**Selected extract:**

DDIA: Chapter 3

Storage and Retrieval

  • Storage engines!
  • log-structured vs. page-oriented

Data Structures That Power Your Database

  • simplest database ever => just append to a file and get the last matching entry
    • costly to scan through a large number of records
  • an index is metadata which helps locate data, derived from primary data
  • maintaining additional data incurs overhead on write

Hash Indexes

  • e.g. Bitcask
  • for an append-based storage, can keep a hash map that maps a key to a byte offset
  • compaction - throw away duplicate keys in a log (keep only most recent);
  • compaction and merging (of separate segments) can be done in a background thread while serving R/W
  • considerations:
    • file format: binary (encode length of a string) more efficient than CSV (parse)
    • deleting records: append a deletion record (tombstone) - flag to discard
    • crash recovery: have to read through files, can store snapshots of segment hash maps
    • partially written records: checksums
    • concurrency control: one writer thread, concurrent reads
  • benefits:
    • appending and segment merging are sequential writes - faster than random writes
    • immutability = better concurrency and crash recovery
    • merging avoids fragmentation issues
  • limitations:
    • hash table must fit in memory (disk is inefficient)
    • range queries are inefficient (keys must be looked u p individually)

SSTables and LSM-Trees

  • SSTable: Sorted String Table - key-value pairs are sorted by key
    • merging is efficient - mergesort and take value from most recent segment
    • because of sorting, can search for a key instead of keeping a key index (can keep a sparse index)
    • can group and compress records before wwriting to disk
    • keep keys in a sorted tree (memtable); write tree when needed; when a key is needed look at memtable then backwards through segments; merge and compact in bacgkround
    • for crash recovery can store unsorted recent on disk
    • slow for missing keys (traverse all data - can use Bloom filter)
    • e.g. LevelDB, RocksDB, Cassandra, HBase, Bigtable, Lucene term ditionary
    • also called LSM-Tree: Log-Structured Merge-Tree
    • pros:
      • higher write throughput (due to sequential)

**Brief 1:** Please reproduce a passage from the storage engine notes above word for word. Begin at the words "SSTables and LSM-Trees" and stop after "(due to sequential)".
**Brief 2:** In the storage engine notes, why can an SSTable get by with a sparse index rather than an index of every key? Answer in one to three sentences.
**Brief 3:** Write the next part of the storage engine notes, continuing from their final line.

**Source data:**
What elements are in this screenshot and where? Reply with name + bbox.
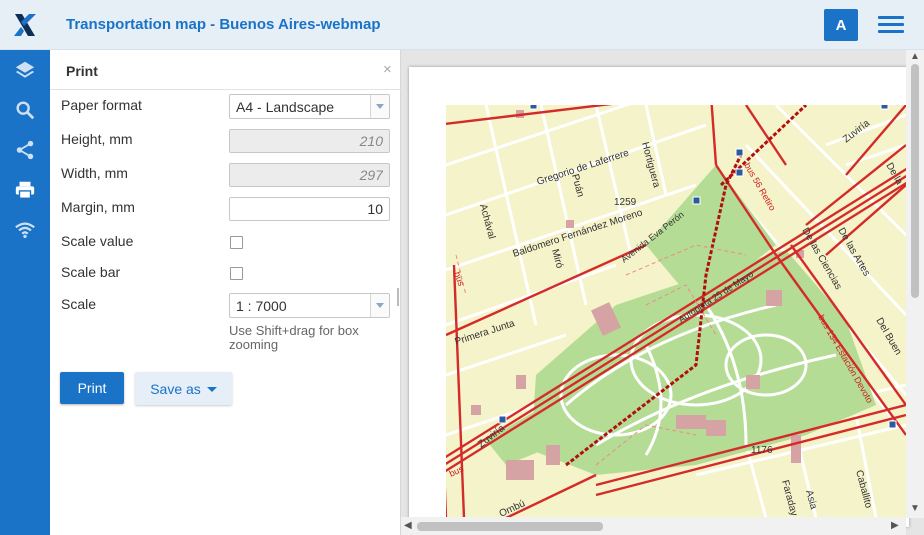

**Expected answer 1:**
SSTables and LSM-Trees

  • SSTable: Sorted String Table - key-value pairs are sorted by key
    • merging is efficient - mergesort and take value from most recent segment
    • because of sorting, can search for a key instead of keeping a key index (can keep a sparse index)
    • can group and compress records before wwriting to disk
    • keep keys in a sorted tree (memtable); write tree when needed; when a key is needed look at memtable then backwards through segments; merge and compact in bacgkround
    • for crash recovery can store unsorted recent on disk
    • slow for missing keys (traverse all data - can use Bloom filter)
    • e.g. LevelDB, RocksDB, Cassandra, HBase, Bigtable, Lucene term ditionary
    • also called LSM-Tree: Log-Structured Merge-Tree
    • pros:
      • higher write throughput (due to sequential)

**Expected answer 2:** Because the key-value pairs in an SSTable are sorted by key, a key can be found by searching rather than by looking it up in a full key index. That is why a sparse index is enough.

**Expected answer 3:**
      • can be compressed better (smaller, less fragmented)
    • cons:
      • write amplification (repeated compaction) can interfere wwith ongoing R/W
      • write bandwidth is shared with compaction
      • compaction may n ot be able to keep up with incoming writes
  • B-trees also keep KV pairs sorted by key
    • Fixed-size blocks/pages (4 KB~) rather than variable-size segments
    • pages can refer to another: can construct a tree of pages that contains ranges of keys
    • branching factor: number of references to child pages per page
    • splitting when adding a key (if there isn’t enough space) into 2 pages and update refs
    • n keys = O(log n) depth
    • write-ahead-log (WAL or redo log) - append-only file where B-tree modifications are written before applied for crash recovery
    • multithreading needs control (latches)
    • optimizations:
      • can use copy-on-write scheme (useful for concurrency)
      • can abbreviate keys
      • can rewrite segments closely during merging
      • can have references to left and right
    • pros:
      • each key exists in exactly one place - stronger transactional semantics
    • cons:
      • must write every data at least twice: write-ahead log and tree page itself (+ potential splitting)
      • data is more fragmented - takes more space
  • LSM-trees are generally faster for writes, B-trees are generally faster for reads

Other Indexing Structures

  • KV indexes = primary key, can also have secondary indexes (e.g. for joins)
  • heap file: place where rows are stored elsewhere - efficient for overwriting in place if data is smaller, can be performance penalty for reads (use clustered index - storing indexed row)
  • partial solution: covering index or index with included coloumns
  • multi-column indexes:
    • concatenated index - several fields => one key; works only from left to right for searching a particular key
    • multi-dimensional index, e.g. latitude + longitude (B-tree or LSM-tree index can’t do this efficiently, but can translate)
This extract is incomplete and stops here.